■ Prompt
Exact repetition of every entry is required.

■ Data shown
^^^^^^^^^^^^^^^^
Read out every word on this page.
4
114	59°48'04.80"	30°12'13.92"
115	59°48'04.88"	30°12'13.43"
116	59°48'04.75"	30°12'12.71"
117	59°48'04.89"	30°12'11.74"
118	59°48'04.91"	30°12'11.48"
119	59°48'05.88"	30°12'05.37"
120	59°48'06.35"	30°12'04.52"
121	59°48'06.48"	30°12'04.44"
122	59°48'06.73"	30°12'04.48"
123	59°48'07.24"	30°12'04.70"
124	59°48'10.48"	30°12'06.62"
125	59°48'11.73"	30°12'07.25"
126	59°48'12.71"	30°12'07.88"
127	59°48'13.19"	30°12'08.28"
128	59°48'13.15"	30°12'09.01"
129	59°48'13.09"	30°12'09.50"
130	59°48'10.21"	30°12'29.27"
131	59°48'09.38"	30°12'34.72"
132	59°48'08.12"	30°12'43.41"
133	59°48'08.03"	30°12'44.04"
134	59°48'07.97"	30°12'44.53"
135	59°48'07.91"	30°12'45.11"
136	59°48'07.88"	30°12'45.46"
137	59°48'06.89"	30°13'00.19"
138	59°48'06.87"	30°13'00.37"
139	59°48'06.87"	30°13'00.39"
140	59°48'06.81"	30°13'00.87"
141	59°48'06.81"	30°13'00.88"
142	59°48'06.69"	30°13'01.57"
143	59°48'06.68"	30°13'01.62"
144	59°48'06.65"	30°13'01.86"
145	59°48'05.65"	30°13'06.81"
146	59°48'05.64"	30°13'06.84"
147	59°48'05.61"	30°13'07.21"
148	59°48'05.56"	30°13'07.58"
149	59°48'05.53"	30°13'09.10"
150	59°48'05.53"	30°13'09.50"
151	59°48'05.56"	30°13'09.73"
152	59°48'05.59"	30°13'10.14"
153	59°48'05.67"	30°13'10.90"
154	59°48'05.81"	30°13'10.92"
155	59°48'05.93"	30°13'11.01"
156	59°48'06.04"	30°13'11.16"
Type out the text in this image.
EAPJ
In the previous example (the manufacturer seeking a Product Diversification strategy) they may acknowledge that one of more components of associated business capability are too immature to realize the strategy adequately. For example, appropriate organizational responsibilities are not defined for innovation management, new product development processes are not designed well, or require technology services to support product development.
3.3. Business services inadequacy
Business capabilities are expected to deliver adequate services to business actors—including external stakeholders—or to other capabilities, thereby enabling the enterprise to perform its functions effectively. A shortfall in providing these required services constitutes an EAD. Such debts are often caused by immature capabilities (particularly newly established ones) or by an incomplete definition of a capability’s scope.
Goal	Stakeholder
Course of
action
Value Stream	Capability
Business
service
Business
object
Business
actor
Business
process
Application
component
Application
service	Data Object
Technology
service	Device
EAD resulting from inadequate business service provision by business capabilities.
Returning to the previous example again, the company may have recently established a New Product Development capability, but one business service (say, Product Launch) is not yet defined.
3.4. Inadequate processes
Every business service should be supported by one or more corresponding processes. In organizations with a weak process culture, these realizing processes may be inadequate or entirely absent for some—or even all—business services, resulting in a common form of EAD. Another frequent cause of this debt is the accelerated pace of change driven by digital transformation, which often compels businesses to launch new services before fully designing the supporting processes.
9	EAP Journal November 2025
^^^^^^^^^^^^^^^^
■ Exercise output
Read out every word on this page.
4
114	59°48'04.80"	30°12'13.92"
115	59°48'04.88"	30°12'13.43"
116	59°48'04.75"	30°12'12.71"
117	59°48'04.89"	30°12'11.74"
118	59°48'04.91"	30°12'11.48"
119	59°48'05.88"	30°12'05.37"
120	59°48'06.35"	30°12'04.52"
121	59°48'06.48"	30°12'04.44"
122	59°48'06.73"	30°12'04.48"
123	59°48'07.24"	30°12'04.70"
124	59°48'10.48"	30°12'06.62"
125	59°48'11.73"	30°12'07.25"
126	59°48'12.71"	30°12'07.88"
127	59°48'13.19"	30°12'08.28"
128	59°48'13.15"	30°12'09.01"
129	59°48'13.09"	30°12'09.50"
130	59°48'10.21"	30°12'29.27"
131	59°48'09.38"	30°12'34.72"
132	59°48'08.12"	30°12'43.41"
133	59°48'08.03"	30°12'44.04"
134	59°48'07.97"	30°12'44.53"
135	59°48'07.91"	30°12'45.11"
136	59°48'07.88"	30°12'45.46"
137	59°48'06.89"	30°13'00.19"
138	59°48'06.87"	30°13'00.37"
139	59°48'06.87"	30°13'00.39"
140	59°48'06.81"	30°13'00.87"
141	59°48'06.81"	30°13'00.88"
142	59°48'06.69"	30°13'01.57"
143	59°48'06.68"	30°13'01.62"
144	59°48'06.65"	30°13'01.86"
145	59°48'05.65"	30°13'06.81"
146	59°48'05.64"	30°13'06.84"
147	59°48'05.61"	30°13'07.21"
148	59°48'05.56"	30°13'07.58"
149	59°48'05.53"	30°13'09.10"
150	59°48'05.53"	30°13'09.50"
151	59°48'05.56"	30°13'09.73"
152	59°48'05.59"	30°13'10.14"
153	59°48'05.67"	30°13'10.90"
154	59°48'05.81"	30°13'10.92"
155	59°48'05.93"	30°13'11.01"
156	59°48'06.04"	30°13'11.16"
Type out the text in this image.
EAPJ
In the previous example (the manufacturer seeking a Product Diversification strategy) they may acknowledge that one of more components of associated business capability are too immature to realize the strategy adequately. For example, appropriate organizational responsibilities are not defined for innovation management, new product development processes are not designed well, or require technology services to support product development.
3.3. Business services inadequacy
Business capabilities are expected to deliver adequate services to business actors—including external stakeholders—or to other capabilities, thereby enabling the enterprise to perform its functions effectively. A shortfall in providing these required services constitutes an EAD. Such debts are often caused by immature capabilities (particularly newly established ones) or by an incomplete definition of a capability’s scope.
Goal	Stakeholder
Course of
action
Value Stream	Capability
Business
service
Business
object
Business
actor
Business
process
Application
component
Application
service	Data Object
Technology
service	Device
EAD resulting from inadequate business service provision by business capabilities.
Returning to the previous example again, the company may have recently established a New Product Development capability, but one business service (say, Product Launch) is not yet defined.
3.4. Inadequate processes
Every business service should be supported by one or more corresponding processes. In organizations with a weak process culture, these realizing processes may be inadequate or entirely absent for some—or even all—business services, resulting in a common form of EAD. Another frequent cause of this debt is the accelerated pace of change driven by digital transformation, which often compels businesses to launch new services before fully designing the supporting processes.
9	EAP Journal November 2025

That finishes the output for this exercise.